= DIRECTIVE =
Send back all the data below, exactly as given.

= SUPPLIED MATERIAL =
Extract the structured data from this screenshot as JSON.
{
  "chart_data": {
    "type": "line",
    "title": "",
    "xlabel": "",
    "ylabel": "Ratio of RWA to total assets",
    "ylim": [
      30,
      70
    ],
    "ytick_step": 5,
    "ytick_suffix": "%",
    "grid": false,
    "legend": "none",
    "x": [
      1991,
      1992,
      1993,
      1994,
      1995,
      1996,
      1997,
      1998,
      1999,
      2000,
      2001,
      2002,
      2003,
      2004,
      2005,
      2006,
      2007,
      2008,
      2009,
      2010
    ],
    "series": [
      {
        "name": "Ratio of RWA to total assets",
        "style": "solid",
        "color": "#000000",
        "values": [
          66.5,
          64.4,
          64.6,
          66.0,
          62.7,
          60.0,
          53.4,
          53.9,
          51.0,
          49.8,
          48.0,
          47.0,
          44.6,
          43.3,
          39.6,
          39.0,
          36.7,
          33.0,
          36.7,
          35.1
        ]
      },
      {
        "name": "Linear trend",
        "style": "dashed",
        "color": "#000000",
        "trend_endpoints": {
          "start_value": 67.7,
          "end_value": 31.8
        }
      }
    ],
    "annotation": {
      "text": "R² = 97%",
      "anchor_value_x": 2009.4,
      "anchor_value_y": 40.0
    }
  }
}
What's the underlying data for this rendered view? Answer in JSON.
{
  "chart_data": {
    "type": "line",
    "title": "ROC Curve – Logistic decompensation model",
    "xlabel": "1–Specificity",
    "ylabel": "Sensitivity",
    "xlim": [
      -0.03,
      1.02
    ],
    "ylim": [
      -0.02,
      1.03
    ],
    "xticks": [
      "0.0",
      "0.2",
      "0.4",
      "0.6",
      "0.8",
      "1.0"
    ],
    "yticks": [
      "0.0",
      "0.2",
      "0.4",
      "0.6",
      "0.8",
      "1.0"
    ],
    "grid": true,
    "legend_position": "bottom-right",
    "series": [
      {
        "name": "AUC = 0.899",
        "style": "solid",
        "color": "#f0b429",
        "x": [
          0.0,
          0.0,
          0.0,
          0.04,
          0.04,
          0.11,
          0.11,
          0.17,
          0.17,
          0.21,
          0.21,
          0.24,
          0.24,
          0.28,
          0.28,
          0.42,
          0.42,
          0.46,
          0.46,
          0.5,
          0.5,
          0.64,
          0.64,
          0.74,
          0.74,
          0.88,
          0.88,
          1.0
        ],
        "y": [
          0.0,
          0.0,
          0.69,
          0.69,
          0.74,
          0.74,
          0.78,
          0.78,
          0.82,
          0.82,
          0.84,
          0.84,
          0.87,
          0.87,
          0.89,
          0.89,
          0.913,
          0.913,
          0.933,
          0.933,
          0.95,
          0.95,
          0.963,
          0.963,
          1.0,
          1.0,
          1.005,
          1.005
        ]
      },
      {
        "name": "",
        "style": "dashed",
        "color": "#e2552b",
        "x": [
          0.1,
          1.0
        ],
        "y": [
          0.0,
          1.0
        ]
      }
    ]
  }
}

= ANSWER FOR THIS EXERCISE =
Extract the structured data from this screenshot as JSON.
{
  "chart_data": {
    "type": "line",
    "title": "",
    "xlabel": "",
    "ylabel": "Ratio of RWA to total assets",
    "ylim": [
      30,
      70
    ],
    "ytick_step": 5,
    "ytick_suffix": "%",
    "grid": false,
    "legend": "none",
    "x": [
      1991,
      1992,
      1993,
      1994,
      1995,
      1996,
      1997,
      1998,
      1999,
      2000,
      2001,
      2002,
      2003,
      2004,
      2005,
      2006,
      2007,
      2008,
      2009,
      2010
    ],
    "series": [
      {
        "name": "Ratio of RWA to total assets",
        "style": "solid",
        "color": "#000000",
        "values": [
          66.5,
          64.4,
          64.6,
          66.0,
          62.7,
          60.0,
          53.4,
          53.9,
          51.0,
          49.8,
          48.0,
          47.0,
          44.6,
          43.3,
          39.6,
          39.0,
          36.7,
          33.0,
          36.7,
          35.1
        ]
      },
      {
        "name": "Linear trend",
        "style": "dashed",
        "color": "#000000",
        "trend_endpoints": {
          "start_value": 67.7,
          "end_value": 31.8
        }
      }
    ],
    "annotation": {
      "text": "R² = 97%",
      "anchor_value_x": 2009.4,
      "anchor_value_y": 40.0
    }
  }
}
What's the underlying data for this rendered view? Answer in JSON.
{
  "chart_data": {
    "type": "line",
    "title": "ROC Curve – Logistic decompensation model",
    "xlabel": "1–Specificity",
    "ylabel": "Sensitivity",
    "xlim": [
      -0.03,
      1.02
    ],
    "ylim": [
      -0.02,
      1.03
    ],
    "xticks": [
      "0.0",
      "0.2",
      "0.4",
      "0.6",
      "0.8",
      "1.0"
    ],
    "yticks": [
      "0.0",
      "0.2",
      "0.4",
      "0.6",
      "0.8",
      "1.0"
    ],
    "grid": true,
    "legend_position": "bottom-right",
    "series": [
      {
        "name": "AUC = 0.899",
        "style": "solid",
        "color": "#f0b429",
        "x": [
          0.0,
          0.0,
          0.0,
          0.04,
          0.04,
          0.11,
          0.11,
          0.17,
          0.17,
          0.21,
          0.21,
          0.24,
          0.24,
          0.28,
          0.28,
          0.42,
          0.42,
          0.46,
          0.46,
          0.5,
          0.5,
          0.64,
          0.64,
          0.74,
          0.74,
          0.88,
          0.88,
          1.0
        ],
        "y": [
          0.0,
          0.0,
          0.69,
          0.69,
          0.74,
          0.74,
          0.78,
          0.78,
          0.82,
          0.82,
          0.84,
          0.84,
          0.87,
          0.87,
          0.89,
          0.89,
          0.913,
          0.913,
          0.933,
          0.933,
          0.95,
          0.95,
          0.963,
          0.963,
          1.0,
          1.0,
          1.005,
          1.005
        ]
      },
      {
        "name": "",
        "style": "dashed",
        "color": "#e2552b",
        "x": [
          0.1,
          1.0
        ],
        "y": [
          0.0,
          1.0
        ]
      }
    ]
  }
}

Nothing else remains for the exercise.